[Dataset items]
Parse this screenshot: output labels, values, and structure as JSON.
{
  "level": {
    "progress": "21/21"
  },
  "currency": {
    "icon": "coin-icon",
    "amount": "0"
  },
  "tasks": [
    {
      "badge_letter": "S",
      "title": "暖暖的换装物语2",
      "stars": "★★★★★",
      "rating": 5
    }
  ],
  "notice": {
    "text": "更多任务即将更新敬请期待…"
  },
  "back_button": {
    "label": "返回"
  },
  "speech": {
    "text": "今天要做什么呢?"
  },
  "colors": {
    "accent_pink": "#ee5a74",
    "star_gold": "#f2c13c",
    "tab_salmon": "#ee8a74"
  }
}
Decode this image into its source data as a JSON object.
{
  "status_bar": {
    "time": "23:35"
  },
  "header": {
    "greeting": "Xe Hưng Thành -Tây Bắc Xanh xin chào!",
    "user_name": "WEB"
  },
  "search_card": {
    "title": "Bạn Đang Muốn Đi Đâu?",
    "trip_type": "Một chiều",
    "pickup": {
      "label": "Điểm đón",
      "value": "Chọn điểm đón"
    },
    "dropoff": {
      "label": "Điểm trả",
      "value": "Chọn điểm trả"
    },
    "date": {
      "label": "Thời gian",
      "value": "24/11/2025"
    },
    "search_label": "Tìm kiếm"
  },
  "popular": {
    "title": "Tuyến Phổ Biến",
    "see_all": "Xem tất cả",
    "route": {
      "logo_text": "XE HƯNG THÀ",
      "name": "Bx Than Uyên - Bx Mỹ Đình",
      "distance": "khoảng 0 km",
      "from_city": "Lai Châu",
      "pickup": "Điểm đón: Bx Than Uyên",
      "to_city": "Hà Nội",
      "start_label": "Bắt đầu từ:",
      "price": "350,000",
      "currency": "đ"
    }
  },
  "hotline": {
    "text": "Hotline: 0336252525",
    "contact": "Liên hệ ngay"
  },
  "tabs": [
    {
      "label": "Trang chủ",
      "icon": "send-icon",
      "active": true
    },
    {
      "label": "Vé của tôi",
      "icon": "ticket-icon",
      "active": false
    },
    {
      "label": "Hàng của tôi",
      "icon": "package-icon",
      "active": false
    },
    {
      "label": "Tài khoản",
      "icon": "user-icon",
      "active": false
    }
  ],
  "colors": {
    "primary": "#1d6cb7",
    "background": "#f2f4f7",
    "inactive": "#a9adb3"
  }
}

Written instruction: Take the records above and return them exactly as written.

Full solution:
Parse this screenshot: output labels, values, and structure as JSON.
{
  "level": {
    "progress": "21/21"
  },
  "currency": {
    "icon": "coin-icon",
    "amount": "0"
  },
  "tasks": [
    {
      "badge_letter": "S",
      "title": "暖暖的换装物语2",
      "stars": "★★★★★",
      "rating": 5
    }
  ],
  "notice": {
    "text": "更多任务即将更新敬请期待…"
  },
  "back_button": {
    "label": "返回"
  },
  "speech": {
    "text": "今天要做什么呢?"
  },
  "colors": {
    "accent_pink": "#ee5a74",
    "star_gold": "#f2c13c",
    "tab_salmon": "#ee8a74"
  }
}
Decode this image into its source data as a JSON object.
{
  "status_bar": {
    "time": "23:35"
  },
  "header": {
    "greeting": "Xe Hưng Thành -Tây Bắc Xanh xin chào!",
    "user_name": "WEB"
  },
  "search_card": {
    "title": "Bạn Đang Muốn Đi Đâu?",
    "trip_type": "Một chiều",
    "pickup": {
      "label": "Điểm đón",
      "value": "Chọn điểm đón"
    },
    "dropoff": {
      "label": "Điểm trả",
      "value": "Chọn điểm trả"
    },
    "date": {
      "label": "Thời gian",
      "value": "24/11/2025"
    },
    "search_label": "Tìm kiếm"
  },
  "popular": {
    "title": "Tuyến Phổ Biến",
    "see_all": "Xem tất cả",
    "route": {
      "logo_text": "XE HƯNG THÀ",
      "name": "Bx Than Uyên - Bx Mỹ Đình",
      "distance": "khoảng 0 km",
      "from_city": "Lai Châu",
      "pickup": "Điểm đón: Bx Than Uyên",
      "to_city": "Hà Nội",
      "start_label": "Bắt đầu từ:",
      "price": "350,000",
      "currency": "đ"
    }
  },
  "hotline": {
    "text": "Hotline: 0336252525",
    "contact": "Liên hệ ngay"
  },
  "tabs": [
    {
      "label": "Trang chủ",
      "icon": "send-icon",
      "active": true
    },
    {
      "label": "Vé của tôi",
      "icon": "ticket-icon",
      "active": false
    },
    {
      "label": "Hàng của tôi",
      "icon": "package-icon",
      "active": false
    },
    {
      "label": "Tài khoản",
      "icon": "user-icon",
      "active": false
    }
  ],
  "colors": {
    "primary": "#1d6cb7",
    "background": "#f2f4f7",
    "inactive": "#a9adb3"
  }
}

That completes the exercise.